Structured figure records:
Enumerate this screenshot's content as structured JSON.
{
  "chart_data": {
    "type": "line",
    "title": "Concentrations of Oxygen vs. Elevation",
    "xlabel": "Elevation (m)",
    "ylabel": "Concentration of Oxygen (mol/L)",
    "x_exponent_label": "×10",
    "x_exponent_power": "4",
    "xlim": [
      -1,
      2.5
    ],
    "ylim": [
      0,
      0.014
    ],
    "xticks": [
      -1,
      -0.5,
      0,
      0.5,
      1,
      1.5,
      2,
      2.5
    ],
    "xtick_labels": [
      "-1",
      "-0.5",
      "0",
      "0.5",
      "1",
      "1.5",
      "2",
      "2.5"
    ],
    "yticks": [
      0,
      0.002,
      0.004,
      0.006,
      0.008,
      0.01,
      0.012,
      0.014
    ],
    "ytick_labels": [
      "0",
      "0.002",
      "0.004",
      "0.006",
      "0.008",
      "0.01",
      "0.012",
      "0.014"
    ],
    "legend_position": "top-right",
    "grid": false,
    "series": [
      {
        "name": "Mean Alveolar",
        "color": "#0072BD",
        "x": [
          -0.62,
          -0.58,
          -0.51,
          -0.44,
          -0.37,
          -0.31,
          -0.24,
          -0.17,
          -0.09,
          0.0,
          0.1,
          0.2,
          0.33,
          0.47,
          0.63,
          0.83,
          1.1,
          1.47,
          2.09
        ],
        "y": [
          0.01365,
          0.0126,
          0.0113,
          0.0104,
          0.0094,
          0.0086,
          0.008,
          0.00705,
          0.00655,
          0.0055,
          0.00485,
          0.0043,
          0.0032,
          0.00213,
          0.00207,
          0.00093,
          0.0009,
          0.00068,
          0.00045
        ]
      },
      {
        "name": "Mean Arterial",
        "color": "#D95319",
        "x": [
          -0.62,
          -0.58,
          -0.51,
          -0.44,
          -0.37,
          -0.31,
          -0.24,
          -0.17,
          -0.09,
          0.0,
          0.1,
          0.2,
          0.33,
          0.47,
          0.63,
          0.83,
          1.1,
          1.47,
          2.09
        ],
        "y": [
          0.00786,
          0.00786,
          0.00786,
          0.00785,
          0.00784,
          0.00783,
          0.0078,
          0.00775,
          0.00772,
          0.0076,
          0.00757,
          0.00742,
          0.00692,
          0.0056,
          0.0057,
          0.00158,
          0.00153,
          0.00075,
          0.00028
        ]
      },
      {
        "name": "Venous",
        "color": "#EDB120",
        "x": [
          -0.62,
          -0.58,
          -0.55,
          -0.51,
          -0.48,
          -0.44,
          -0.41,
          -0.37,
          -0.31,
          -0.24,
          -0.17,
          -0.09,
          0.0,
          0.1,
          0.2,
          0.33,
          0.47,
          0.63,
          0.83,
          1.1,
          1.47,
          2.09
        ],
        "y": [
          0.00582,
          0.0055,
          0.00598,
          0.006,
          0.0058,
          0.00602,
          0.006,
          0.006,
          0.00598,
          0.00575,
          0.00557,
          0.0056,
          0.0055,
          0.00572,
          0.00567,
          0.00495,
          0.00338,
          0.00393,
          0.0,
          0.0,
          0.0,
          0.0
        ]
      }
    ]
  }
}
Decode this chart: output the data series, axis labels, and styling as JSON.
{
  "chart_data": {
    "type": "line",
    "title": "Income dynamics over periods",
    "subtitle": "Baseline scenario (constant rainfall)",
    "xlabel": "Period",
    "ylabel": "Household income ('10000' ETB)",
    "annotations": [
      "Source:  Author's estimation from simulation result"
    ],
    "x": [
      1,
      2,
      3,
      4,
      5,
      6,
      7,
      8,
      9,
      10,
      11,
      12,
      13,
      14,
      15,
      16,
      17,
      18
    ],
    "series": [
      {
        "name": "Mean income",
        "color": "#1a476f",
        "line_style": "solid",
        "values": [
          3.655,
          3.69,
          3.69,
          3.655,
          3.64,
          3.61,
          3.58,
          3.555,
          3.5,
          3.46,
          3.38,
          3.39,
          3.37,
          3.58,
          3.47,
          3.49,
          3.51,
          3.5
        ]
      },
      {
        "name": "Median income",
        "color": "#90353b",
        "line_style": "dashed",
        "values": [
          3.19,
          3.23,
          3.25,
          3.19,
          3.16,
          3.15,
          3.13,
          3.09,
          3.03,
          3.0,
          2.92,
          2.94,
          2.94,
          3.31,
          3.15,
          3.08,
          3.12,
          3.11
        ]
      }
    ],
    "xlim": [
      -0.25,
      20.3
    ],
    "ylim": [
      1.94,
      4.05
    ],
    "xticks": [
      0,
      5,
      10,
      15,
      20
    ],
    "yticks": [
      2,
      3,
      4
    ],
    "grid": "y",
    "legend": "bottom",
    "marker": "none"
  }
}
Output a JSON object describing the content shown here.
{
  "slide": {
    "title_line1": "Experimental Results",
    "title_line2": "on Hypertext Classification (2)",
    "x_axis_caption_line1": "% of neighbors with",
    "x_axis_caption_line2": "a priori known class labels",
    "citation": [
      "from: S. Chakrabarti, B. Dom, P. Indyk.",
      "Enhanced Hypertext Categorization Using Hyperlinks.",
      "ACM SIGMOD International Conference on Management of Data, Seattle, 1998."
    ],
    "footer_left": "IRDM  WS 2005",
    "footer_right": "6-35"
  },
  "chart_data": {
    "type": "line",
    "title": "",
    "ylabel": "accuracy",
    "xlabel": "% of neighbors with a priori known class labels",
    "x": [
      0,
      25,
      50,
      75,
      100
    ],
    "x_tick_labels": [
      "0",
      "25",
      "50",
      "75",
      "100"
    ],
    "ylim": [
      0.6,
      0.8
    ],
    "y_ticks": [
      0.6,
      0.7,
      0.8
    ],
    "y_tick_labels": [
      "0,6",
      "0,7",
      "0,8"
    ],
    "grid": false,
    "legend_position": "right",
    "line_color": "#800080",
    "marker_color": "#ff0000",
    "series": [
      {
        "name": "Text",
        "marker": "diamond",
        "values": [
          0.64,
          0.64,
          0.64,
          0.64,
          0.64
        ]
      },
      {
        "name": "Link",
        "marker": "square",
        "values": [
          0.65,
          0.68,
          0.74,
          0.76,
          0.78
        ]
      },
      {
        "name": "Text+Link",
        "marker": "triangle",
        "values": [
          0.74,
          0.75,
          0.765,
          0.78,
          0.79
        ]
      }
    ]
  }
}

### Instruction
Collect each line containing the string "neighbors".

### Written answer
    "x_axis_caption_line1": "% of neighbors with",
    "xlabel": "% of neighbors with a priori known class labels",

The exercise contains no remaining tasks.